INSTRUCTIONS FOR THE TASK:
Exactly reproduce the lines beginning with the line that includes "Decode this image" and ending with the last line of the data.

DATA TO USE:
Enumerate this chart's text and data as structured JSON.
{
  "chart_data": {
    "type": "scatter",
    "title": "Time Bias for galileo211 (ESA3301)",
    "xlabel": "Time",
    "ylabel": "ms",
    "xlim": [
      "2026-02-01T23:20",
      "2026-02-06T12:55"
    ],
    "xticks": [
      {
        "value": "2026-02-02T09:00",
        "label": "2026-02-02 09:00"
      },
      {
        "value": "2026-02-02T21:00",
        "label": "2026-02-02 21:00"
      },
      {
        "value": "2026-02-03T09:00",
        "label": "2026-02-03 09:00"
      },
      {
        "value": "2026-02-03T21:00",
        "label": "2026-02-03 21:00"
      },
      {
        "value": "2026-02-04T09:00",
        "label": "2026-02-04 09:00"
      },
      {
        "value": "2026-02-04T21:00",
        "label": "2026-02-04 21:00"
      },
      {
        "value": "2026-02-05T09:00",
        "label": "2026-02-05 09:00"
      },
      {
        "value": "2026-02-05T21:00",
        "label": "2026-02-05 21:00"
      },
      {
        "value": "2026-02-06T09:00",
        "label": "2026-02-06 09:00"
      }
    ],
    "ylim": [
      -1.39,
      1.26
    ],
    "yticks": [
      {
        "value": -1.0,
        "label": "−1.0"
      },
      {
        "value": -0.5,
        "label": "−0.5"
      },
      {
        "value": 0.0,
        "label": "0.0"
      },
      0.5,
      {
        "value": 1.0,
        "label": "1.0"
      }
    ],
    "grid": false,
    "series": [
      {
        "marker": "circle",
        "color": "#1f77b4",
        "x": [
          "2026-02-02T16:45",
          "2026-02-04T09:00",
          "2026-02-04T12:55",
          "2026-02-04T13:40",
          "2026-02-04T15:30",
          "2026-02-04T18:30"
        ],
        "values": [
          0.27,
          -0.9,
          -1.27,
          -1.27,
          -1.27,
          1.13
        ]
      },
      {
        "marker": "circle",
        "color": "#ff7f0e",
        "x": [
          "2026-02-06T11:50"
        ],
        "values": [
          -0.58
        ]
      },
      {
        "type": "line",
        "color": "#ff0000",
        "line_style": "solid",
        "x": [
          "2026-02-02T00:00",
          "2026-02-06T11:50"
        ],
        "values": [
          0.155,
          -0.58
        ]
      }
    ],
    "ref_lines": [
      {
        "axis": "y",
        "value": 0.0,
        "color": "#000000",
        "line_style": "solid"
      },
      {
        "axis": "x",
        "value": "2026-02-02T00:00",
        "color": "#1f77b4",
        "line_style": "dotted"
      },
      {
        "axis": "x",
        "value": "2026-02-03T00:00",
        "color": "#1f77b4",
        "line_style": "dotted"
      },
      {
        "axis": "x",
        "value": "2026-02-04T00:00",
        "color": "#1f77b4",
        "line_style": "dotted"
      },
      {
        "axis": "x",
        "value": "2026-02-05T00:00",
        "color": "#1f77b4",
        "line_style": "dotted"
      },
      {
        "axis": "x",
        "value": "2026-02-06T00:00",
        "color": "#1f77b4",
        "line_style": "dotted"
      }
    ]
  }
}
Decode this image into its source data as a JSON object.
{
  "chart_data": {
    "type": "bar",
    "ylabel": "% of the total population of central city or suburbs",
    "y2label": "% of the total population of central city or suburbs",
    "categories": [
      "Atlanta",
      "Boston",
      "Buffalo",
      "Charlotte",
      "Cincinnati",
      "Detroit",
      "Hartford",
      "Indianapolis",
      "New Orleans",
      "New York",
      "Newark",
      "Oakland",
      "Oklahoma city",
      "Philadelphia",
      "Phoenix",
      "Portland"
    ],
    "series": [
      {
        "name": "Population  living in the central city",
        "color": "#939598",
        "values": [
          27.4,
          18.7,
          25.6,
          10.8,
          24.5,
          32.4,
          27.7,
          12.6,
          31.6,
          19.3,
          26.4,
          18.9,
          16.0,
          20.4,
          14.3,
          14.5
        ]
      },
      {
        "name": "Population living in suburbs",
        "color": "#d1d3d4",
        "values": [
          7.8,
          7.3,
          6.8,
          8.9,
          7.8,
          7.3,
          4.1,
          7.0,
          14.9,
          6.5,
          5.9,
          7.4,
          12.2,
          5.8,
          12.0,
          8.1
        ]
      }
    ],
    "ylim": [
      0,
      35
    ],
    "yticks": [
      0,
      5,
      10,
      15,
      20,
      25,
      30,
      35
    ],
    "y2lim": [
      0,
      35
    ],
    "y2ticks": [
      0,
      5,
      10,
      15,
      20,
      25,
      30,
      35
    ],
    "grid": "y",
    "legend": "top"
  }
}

SOLUTION:
Decode this image into its source data as a JSON object.
{
  "chart_data": {
    "type": "bar",
    "ylabel": "% of the total population of central city or suburbs",
    "y2label": "% of the total population of central city or suburbs",
    "categories": [
      "Atlanta",
      "Boston",
      "Buffalo",
      "Charlotte",
      "Cincinnati",
      "Detroit",
      "Hartford",
      "Indianapolis",
      "New Orleans",
      "New York",
      "Newark",
      "Oakland",
      "Oklahoma city",
      "Philadelphia",
      "Phoenix",
      "Portland"
    ],
    "series": [
      {
        "name": "Population  living in the central city",
        "color": "#939598",
        "values": [
          27.4,
          18.7,
          25.6,
          10.8,
          24.5,
          32.4,
          27.7,
          12.6,
          31.6,
          19.3,
          26.4,
          18.9,
          16.0,
          20.4,
          14.3,
          14.5
        ]
      },
      {
        "name": "Population living in suburbs",
        "color": "#d1d3d4",
        "values": [
          7.8,
          7.3,
          6.8,
          8.9,
          7.8,
          7.3,
          4.1,
          7.0,
          14.9,
          6.5,
          5.9,
          7.4,
          12.2,
          5.8,
          12.0,
          8.1
        ]
      }
    ],
    "ylim": [
      0,
      35
    ],
    "yticks": [
      0,
      5,
      10,
      15,
      20,
      25,
      30,
      35
    ],
    "y2lim": [
      0,
      35
    ],
    "y2ticks": [
      0,
      5,
      10,
      15,
      20,
      25,
      30,
      35
    ],
    "grid": "y",
    "legend": "top"
  }
}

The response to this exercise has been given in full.